__Lines of data__:

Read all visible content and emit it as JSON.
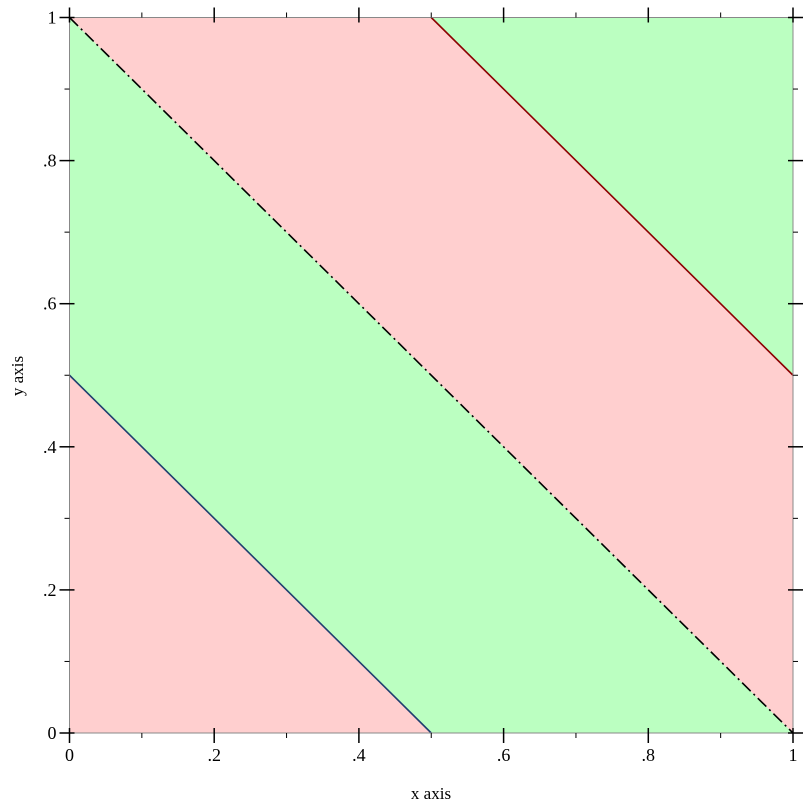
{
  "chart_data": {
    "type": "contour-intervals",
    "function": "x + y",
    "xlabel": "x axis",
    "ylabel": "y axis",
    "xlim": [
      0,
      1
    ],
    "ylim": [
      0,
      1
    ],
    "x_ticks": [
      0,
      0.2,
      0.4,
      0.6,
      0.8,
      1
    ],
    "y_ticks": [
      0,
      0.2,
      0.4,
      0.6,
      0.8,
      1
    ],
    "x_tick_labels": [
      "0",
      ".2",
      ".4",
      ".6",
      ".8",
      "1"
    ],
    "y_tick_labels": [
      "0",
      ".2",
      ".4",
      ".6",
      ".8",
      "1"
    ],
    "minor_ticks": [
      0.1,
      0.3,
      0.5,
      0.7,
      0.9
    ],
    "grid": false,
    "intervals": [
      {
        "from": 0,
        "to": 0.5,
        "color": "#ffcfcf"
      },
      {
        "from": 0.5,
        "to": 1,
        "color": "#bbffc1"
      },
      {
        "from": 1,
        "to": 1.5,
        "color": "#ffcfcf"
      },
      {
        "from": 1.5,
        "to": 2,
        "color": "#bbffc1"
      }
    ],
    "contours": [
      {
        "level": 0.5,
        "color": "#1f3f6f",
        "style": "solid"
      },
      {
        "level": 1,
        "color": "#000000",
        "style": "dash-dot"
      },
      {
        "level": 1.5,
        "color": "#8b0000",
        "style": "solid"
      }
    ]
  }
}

__Requirements__: Return the full material word for word. Do not include the pictures.

__Solution to the exercise__:
Read all visible content and emit it as JSON.
{
  "chart_data": {
    "type": "contour-intervals",
    "function": "x + y",
    "xlabel": "x axis",
    "ylabel": "y axis",
    "xlim": [
      0,
      1
    ],
    "ylim": [
      0,
      1
    ],
    "x_ticks": [
      0,
      0.2,
      0.4,
      0.6,
      0.8,
      1
    ],
    "y_ticks": [
      0,
      0.2,
      0.4,
      0.6,
      0.8,
      1
    ],
    "x_tick_labels": [
      "0",
      ".2",
      ".4",
      ".6",
      ".8",
      "1"
    ],
    "y_tick_labels": [
      "0",
      ".2",
      ".4",
      ".6",
      ".8",
      "1"
    ],
    "minor_ticks": [
      0.1,
      0.3,
      0.5,
      0.7,
      0.9
    ],
    "grid": false,
    "intervals": [
      {
        "from": 0,
        "to": 0.5,
        "color": "#ffcfcf"
      },
      {
        "from": 0.5,
        "to": 1,
        "color": "#bbffc1"
      },
      {
        "from": 1,
        "to": 1.5,
        "color": "#ffcfcf"
      },
      {
        "from": 1.5,
        "to": 2,
        "color": "#bbffc1"
      }
    ],
    "contours": [
      {
        "level": 0.5,
        "color": "#1f3f6f",
        "style": "solid"
      },
      {
        "level": 1,
        "color": "#000000",
        "style": "dash-dot"
      },
      {
        "level": 1.5,
        "color": "#8b0000",
        "style": "solid"
      }
    ]
  }
}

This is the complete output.